Figure contents as structured data:
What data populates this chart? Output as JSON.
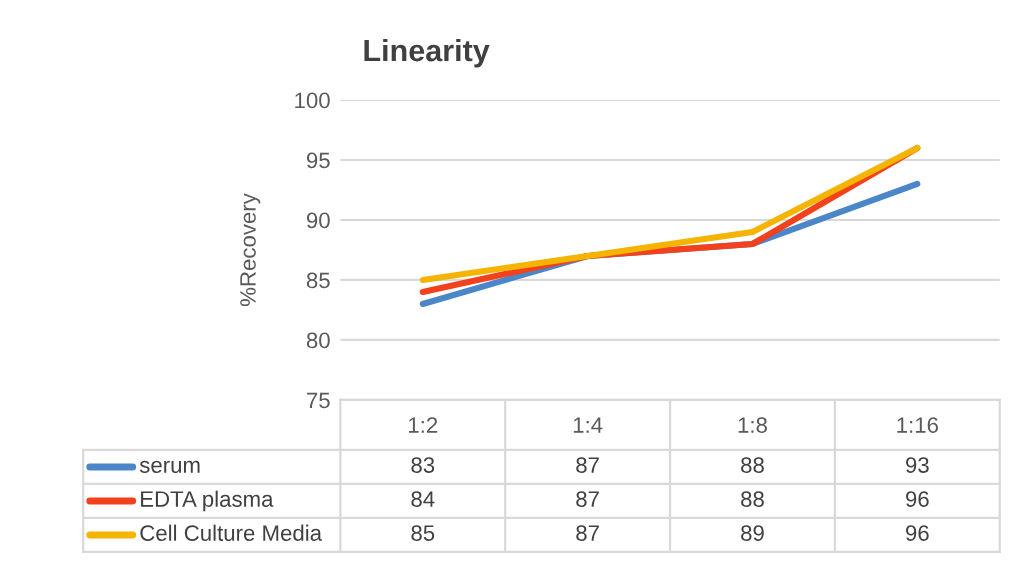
{
  "chart_data": {
    "type": "line",
    "title": "Linearity",
    "ylabel": "%Recovery",
    "categories": [
      "1:2",
      "1:4",
      "1:8",
      "1:16"
    ],
    "series": [
      {
        "name": "serum",
        "color": "#4a86c8",
        "values": [
          83,
          87,
          88,
          93
        ]
      },
      {
        "name": "EDTA plasma",
        "color": "#f2411c",
        "values": [
          84,
          87,
          88,
          96
        ]
      },
      {
        "name": "Cell Culture Media",
        "color": "#f4b400",
        "values": [
          85,
          87,
          89,
          96
        ]
      }
    ],
    "ylim": [
      75,
      100
    ],
    "yticks": [
      75,
      80,
      85,
      90,
      95,
      100
    ],
    "grid": "y",
    "legend": "bottom left",
    "data_labels": true,
    "marker": "none",
    "line_style": "solid"
  }
}
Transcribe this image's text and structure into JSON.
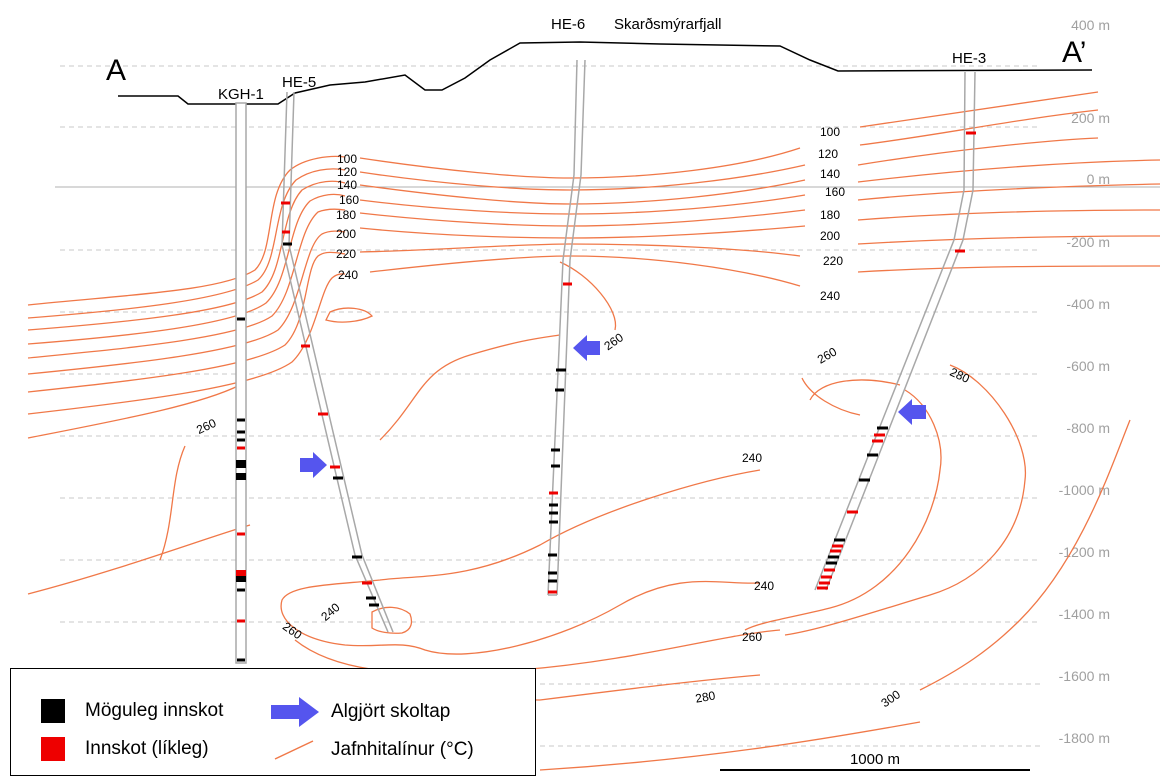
{
  "section": {
    "start_label": "A",
    "end_label": "A’",
    "mountain_label": "Skarðsmýrarfjall"
  },
  "wells": [
    {
      "name": "KGH-1"
    },
    {
      "name": "HE-5"
    },
    {
      "name": "HE-6"
    },
    {
      "name": "HE-3"
    }
  ],
  "depth_axis": {
    "ticks": [
      "400 m",
      "200 m",
      "0 m",
      "-200 m",
      "-400 m",
      "-600 m",
      "-800 m",
      "-1000 m",
      "-1200 m",
      "-1400 m",
      "-1600 m",
      "-1800 m"
    ]
  },
  "isotherm_labels": {
    "left_block": [
      "100",
      "120",
      "140",
      "160",
      "180",
      "200",
      "220",
      "240"
    ],
    "right_block": [
      "100",
      "120",
      "140",
      "160",
      "180",
      "200",
      "220",
      "240"
    ],
    "deep": [
      "260",
      "260",
      "240",
      "240",
      "260",
      "260",
      "240",
      "260",
      "280",
      "280",
      "300"
    ]
  },
  "legend": {
    "possible_feedzone": "Möguleg innskot",
    "likely_feedzone": "Innskot (líkleg)",
    "total_loss": "Algjört skoltap",
    "isotherms": "Jafnhitalínur (°C)"
  },
  "scale_bar": {
    "label": "1000 m"
  },
  "colors": {
    "isotherm": "#f07848",
    "arrow": "#5555ee",
    "possible": "#000000",
    "likely": "#ee0000",
    "grid": "#c8c8c8",
    "axis_text": "#a0a0a0"
  }
}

> To do: All of the records above must be copied exactly, except for the pictures.

> Solution:
What data populates this chart? Output as JSON.
{
  "chart_data": {
    "type": "line",
    "title": "Linearity",
    "ylabel": "%Recovery",
    "categories": [
      "1:2",
      "1:4",
      "1:8",
      "1:16"
    ],
    "series": [
      {
        "name": "serum",
        "color": "#4a86c8",
        "values": [
          83,
          87,
          88,
          93
        ]
      },
      {
        "name": "EDTA plasma",
        "color": "#f2411c",
        "values": [
          84,
          87,
          88,
          96
        ]
      },
      {
        "name": "Cell Culture Media",
        "color": "#f4b400",
        "values": [
          85,
          87,
          89,
          96
        ]
      }
    ],
    "ylim": [
      75,
      100
    ],
    "yticks": [
      75,
      80,
      85,
      90,
      95,
      100
    ],
    "grid": "y",
    "legend": "bottom left",
    "data_labels": true,
    "marker": "none",
    "line_style": "solid"
  }
}
Transcribe this image's text and structure into JSON.
{
  "section": {
    "start_label": "A",
    "end_label": "A’",
    "mountain_label": "Skarðsmýrarfjall"
  },
  "wells": [
    {
      "name": "KGH-1"
    },
    {
      "name": "HE-5"
    },
    {
      "name": "HE-6"
    },
    {
      "name": "HE-3"
    }
  ],
  "depth_axis": {
    "ticks": [
      "400 m",
      "200 m",
      "0 m",
      "-200 m",
      "-400 m",
      "-600 m",
      "-800 m",
      "-1000 m",
      "-1200 m",
      "-1400 m",
      "-1600 m",
      "-1800 m"
    ]
  },
  "isotherm_labels": {
    "left_block": [
      "100",
      "120",
      "140",
      "160",
      "180",
      "200",
      "220",
      "240"
    ],
    "right_block": [
      "100",
      "120",
      "140",
      "160",
      "180",
      "200",
      "220",
      "240"
    ],
    "deep": [
      "260",
      "260",
      "240",
      "240",
      "260",
      "260",
      "240",
      "260",
      "280",
      "280",
      "300"
    ]
  },
  "legend": {
    "possible_feedzone": "Möguleg innskot",
    "likely_feedzone": "Innskot (líkleg)",
    "total_loss": "Algjört skoltap",
    "isotherms": "Jafnhitalínur (°C)"
  },
  "scale_bar": {
    "label": "1000 m"
  },
  "colors": {
    "isotherm": "#f07848",
    "arrow": "#5555ee",
    "possible": "#000000",
    "likely": "#ee0000",
    "grid": "#c8c8c8",
    "axis_text": "#a0a0a0"
  }
}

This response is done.